Task statement
Collect all lines containing the word "this" from the data.

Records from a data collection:

========

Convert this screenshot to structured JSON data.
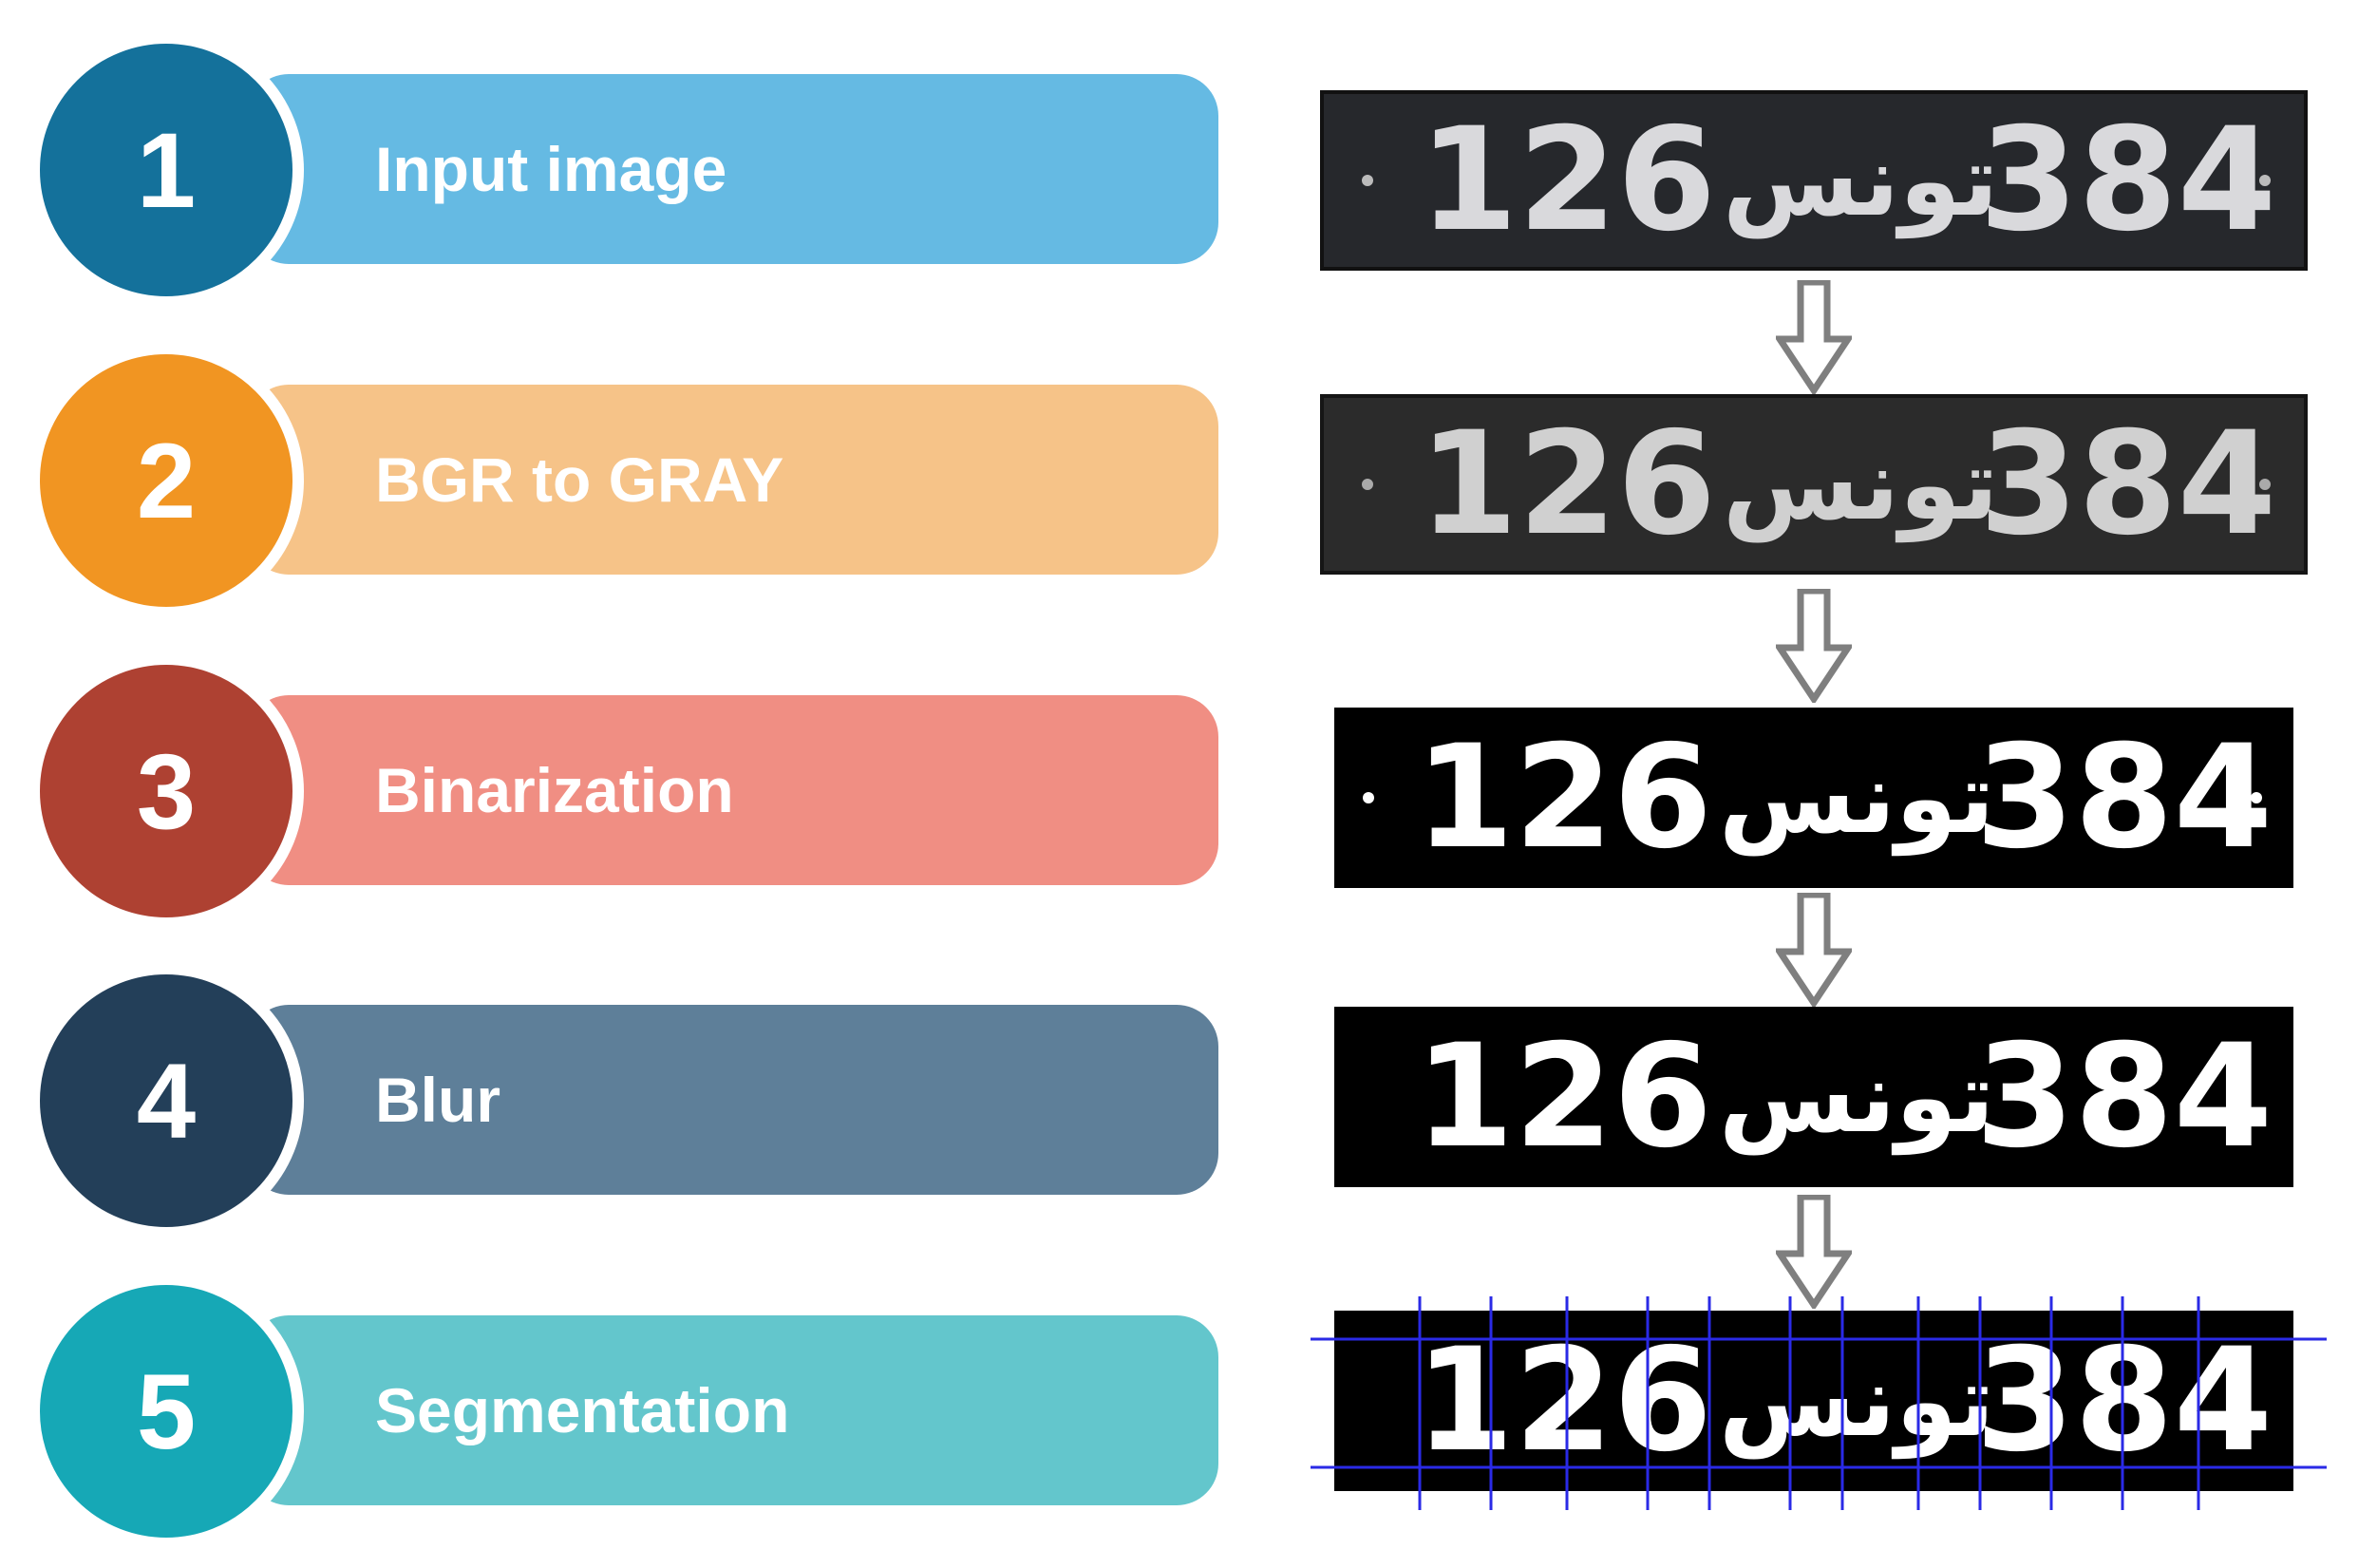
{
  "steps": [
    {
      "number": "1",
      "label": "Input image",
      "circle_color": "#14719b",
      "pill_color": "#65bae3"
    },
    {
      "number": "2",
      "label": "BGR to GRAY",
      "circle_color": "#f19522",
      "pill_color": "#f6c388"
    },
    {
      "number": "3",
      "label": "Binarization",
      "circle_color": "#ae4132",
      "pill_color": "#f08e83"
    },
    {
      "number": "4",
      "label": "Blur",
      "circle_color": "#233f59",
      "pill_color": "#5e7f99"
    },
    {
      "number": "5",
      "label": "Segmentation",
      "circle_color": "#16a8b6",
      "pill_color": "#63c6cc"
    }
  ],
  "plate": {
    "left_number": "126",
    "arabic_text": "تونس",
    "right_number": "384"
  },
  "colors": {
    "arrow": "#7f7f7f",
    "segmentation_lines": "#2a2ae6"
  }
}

========

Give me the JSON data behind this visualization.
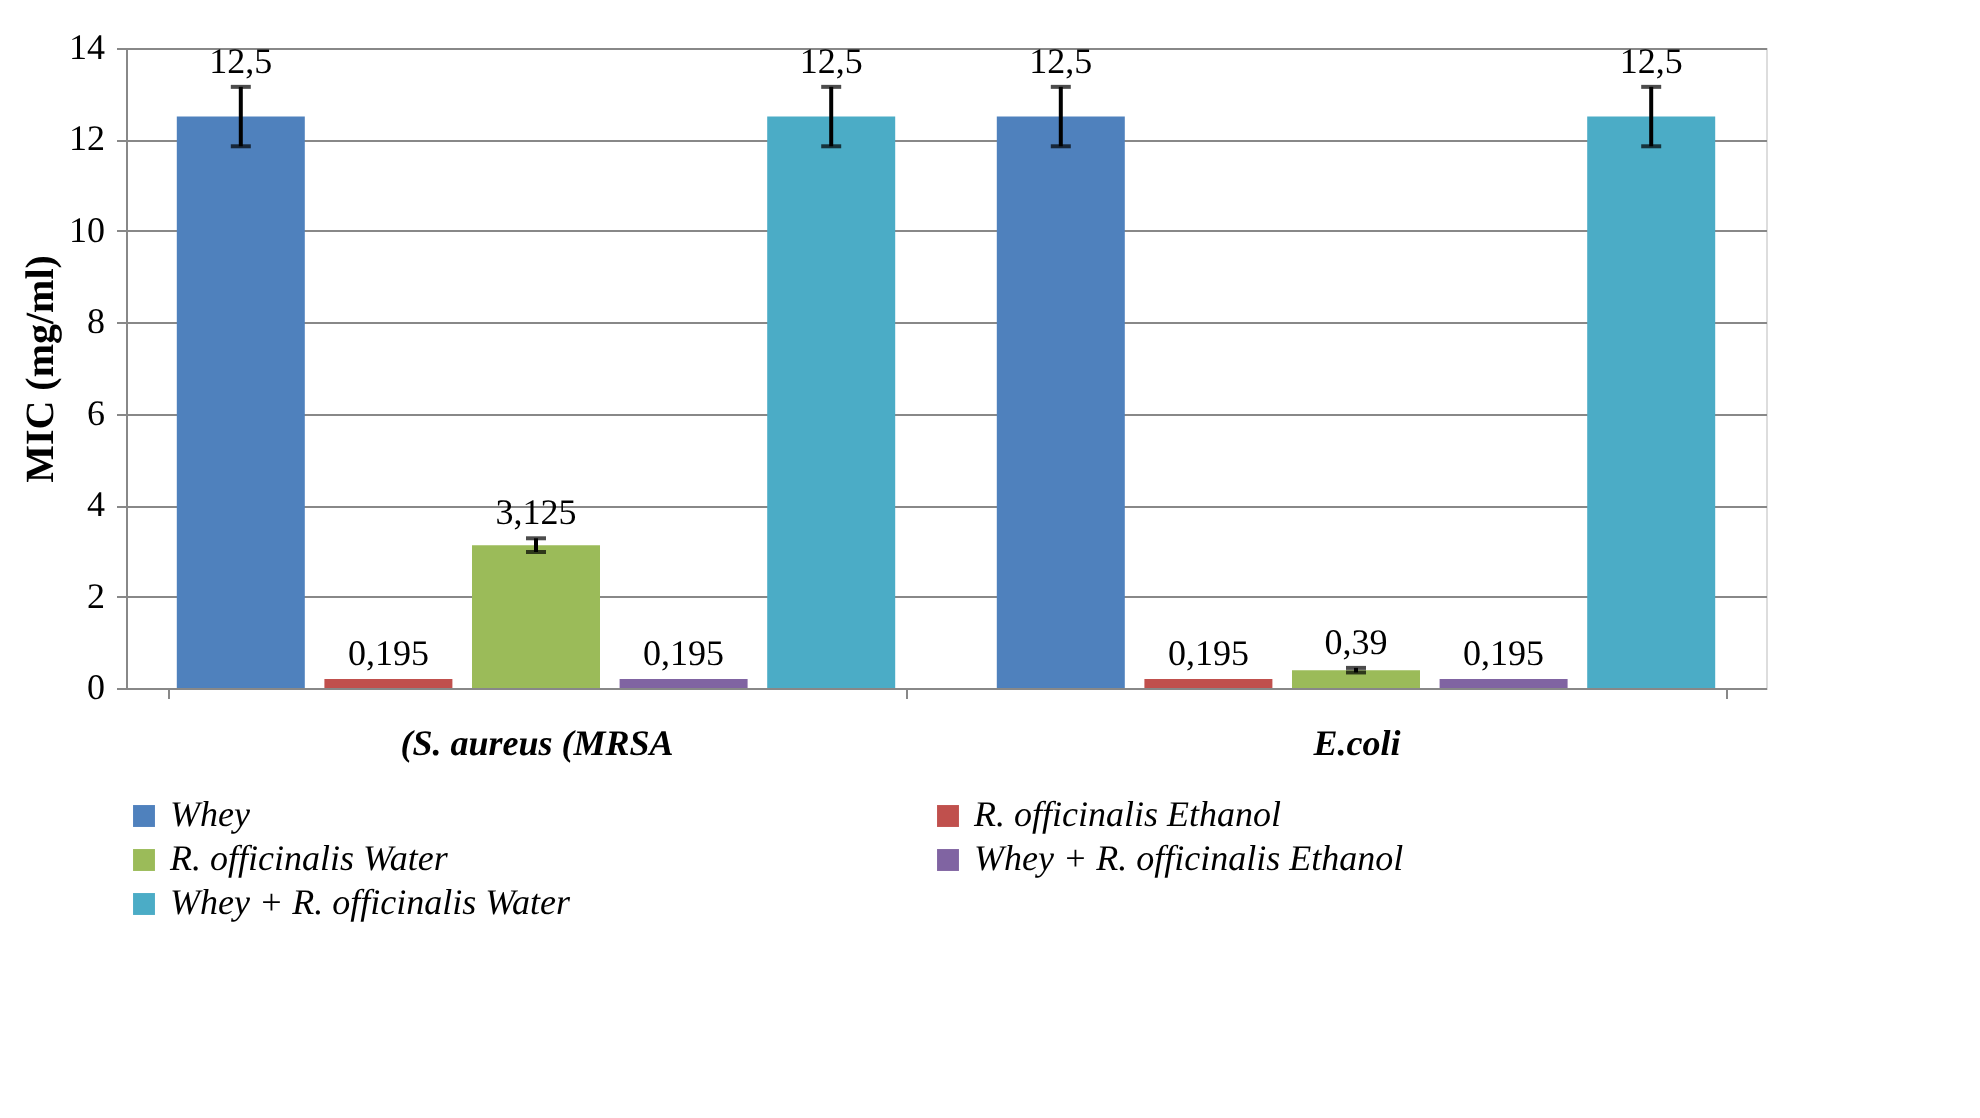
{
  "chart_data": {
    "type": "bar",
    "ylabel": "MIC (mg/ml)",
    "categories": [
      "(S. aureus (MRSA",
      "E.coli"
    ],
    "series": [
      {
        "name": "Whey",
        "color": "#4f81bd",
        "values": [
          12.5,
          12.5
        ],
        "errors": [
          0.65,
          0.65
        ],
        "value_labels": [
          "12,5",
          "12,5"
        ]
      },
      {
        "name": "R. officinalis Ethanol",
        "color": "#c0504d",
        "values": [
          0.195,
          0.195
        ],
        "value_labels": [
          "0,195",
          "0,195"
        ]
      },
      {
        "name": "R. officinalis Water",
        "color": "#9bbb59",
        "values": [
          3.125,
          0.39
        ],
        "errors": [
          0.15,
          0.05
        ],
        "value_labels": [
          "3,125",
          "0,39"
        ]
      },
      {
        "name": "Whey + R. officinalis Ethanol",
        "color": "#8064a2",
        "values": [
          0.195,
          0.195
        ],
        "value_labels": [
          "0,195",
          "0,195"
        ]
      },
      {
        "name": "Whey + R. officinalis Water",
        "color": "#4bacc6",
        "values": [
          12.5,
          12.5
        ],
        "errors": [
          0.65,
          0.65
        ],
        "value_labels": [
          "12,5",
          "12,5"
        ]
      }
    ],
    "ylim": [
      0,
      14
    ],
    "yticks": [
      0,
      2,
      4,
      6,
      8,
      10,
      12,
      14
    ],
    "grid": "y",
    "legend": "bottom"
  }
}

========

Task answer
Convert this screenshot to structured JSON data.
Give me the JSON data behind this visualization.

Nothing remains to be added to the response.